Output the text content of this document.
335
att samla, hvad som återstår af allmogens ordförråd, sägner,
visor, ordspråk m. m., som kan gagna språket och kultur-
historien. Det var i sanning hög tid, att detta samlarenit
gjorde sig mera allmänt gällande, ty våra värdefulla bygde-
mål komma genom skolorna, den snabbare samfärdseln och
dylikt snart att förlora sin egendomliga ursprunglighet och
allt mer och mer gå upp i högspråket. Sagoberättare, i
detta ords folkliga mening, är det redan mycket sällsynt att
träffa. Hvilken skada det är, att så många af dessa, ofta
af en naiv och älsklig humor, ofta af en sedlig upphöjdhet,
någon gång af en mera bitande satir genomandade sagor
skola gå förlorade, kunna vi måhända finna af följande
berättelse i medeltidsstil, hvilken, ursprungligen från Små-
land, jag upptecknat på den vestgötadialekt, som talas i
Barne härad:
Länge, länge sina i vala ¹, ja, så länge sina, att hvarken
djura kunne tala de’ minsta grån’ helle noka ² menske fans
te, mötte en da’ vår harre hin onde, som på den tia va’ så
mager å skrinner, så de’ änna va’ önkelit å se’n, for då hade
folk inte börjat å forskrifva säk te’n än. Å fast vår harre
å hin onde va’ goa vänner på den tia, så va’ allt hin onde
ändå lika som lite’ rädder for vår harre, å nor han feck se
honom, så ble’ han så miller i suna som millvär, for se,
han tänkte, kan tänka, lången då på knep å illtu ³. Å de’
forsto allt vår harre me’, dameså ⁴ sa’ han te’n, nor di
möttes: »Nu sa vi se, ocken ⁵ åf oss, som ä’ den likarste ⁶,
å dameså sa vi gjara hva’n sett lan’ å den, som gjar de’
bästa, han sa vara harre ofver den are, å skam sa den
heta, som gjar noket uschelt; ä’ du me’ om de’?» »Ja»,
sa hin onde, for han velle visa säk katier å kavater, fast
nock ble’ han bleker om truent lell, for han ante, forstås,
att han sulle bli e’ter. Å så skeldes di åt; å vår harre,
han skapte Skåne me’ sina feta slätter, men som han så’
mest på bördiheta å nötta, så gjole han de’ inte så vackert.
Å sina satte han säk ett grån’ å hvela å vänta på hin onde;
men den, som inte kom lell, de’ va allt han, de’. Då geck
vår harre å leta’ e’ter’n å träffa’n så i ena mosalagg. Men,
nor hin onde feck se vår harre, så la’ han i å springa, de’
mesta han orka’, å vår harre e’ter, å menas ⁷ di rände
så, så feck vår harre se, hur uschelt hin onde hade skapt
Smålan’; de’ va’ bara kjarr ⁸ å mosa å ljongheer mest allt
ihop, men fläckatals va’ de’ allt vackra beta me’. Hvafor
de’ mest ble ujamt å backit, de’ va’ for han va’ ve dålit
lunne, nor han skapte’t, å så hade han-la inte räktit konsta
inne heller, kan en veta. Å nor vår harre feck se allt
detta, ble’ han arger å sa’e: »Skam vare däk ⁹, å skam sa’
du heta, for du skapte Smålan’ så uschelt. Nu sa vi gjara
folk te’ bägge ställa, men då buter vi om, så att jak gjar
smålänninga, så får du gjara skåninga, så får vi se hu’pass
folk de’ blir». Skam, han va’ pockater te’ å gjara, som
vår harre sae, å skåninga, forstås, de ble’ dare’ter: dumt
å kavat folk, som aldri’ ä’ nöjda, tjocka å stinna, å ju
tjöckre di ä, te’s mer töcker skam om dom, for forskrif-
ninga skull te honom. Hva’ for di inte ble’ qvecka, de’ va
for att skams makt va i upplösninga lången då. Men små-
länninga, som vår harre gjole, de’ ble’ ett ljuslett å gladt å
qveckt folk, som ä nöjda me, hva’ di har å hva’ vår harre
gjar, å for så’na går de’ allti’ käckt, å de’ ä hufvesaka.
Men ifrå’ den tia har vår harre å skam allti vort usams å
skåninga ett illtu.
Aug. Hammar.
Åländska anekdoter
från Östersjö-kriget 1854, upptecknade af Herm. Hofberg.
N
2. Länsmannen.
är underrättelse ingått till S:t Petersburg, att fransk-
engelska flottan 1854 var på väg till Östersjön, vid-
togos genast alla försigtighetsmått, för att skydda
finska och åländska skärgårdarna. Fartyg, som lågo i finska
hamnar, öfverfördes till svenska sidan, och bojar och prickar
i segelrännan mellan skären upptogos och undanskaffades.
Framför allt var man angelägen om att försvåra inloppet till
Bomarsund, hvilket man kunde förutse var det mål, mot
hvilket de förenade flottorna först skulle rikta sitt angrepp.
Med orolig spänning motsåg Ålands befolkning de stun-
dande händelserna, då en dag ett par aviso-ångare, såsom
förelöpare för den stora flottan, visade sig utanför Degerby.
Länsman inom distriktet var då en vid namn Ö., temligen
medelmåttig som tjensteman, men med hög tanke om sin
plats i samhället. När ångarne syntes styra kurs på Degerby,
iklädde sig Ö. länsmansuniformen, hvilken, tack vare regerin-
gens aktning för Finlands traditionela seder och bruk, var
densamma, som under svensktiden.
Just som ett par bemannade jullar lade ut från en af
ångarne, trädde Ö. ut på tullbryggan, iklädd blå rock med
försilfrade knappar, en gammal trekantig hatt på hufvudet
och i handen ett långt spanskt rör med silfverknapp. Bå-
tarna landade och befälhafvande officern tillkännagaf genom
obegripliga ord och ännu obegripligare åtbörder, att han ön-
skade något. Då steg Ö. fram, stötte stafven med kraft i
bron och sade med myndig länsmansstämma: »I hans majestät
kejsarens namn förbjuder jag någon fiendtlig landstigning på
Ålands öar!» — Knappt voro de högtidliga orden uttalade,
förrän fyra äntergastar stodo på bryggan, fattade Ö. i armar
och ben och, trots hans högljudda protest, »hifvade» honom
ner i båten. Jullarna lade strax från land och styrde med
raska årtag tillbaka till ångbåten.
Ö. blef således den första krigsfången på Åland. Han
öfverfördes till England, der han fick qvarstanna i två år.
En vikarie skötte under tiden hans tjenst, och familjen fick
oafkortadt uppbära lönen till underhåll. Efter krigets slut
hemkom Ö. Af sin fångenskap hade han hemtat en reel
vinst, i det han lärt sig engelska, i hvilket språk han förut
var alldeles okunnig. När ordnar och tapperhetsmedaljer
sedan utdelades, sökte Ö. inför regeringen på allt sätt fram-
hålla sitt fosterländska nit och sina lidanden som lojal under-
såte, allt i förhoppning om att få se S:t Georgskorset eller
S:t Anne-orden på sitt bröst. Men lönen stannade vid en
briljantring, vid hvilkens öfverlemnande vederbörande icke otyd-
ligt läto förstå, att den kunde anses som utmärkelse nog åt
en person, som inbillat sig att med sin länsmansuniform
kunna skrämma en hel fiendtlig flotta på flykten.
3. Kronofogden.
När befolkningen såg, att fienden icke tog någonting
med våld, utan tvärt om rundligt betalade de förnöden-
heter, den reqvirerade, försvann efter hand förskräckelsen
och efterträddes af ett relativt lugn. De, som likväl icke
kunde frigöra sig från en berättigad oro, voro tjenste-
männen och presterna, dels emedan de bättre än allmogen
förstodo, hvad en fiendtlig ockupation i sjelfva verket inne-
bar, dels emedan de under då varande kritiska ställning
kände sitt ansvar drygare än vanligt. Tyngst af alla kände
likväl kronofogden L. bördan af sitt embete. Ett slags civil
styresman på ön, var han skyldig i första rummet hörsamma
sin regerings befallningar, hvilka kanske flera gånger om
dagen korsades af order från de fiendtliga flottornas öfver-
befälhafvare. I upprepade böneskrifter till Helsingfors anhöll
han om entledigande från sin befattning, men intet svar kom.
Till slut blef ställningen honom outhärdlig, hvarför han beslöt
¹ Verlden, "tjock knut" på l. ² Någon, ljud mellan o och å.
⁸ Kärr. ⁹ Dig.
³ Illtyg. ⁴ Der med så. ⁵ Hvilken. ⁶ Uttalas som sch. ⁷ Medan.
--------------------
[Task]:
Wherever the string "skåninga" shows up in the material, copy the line that holds it.

[Reply to the task]:
smålänninga, så får du gjara skåninga, så får vi se hu’pass
vår harre sae, å skåninga, forstås, de ble’ dare’ter: dumt
skåninga ett illtu.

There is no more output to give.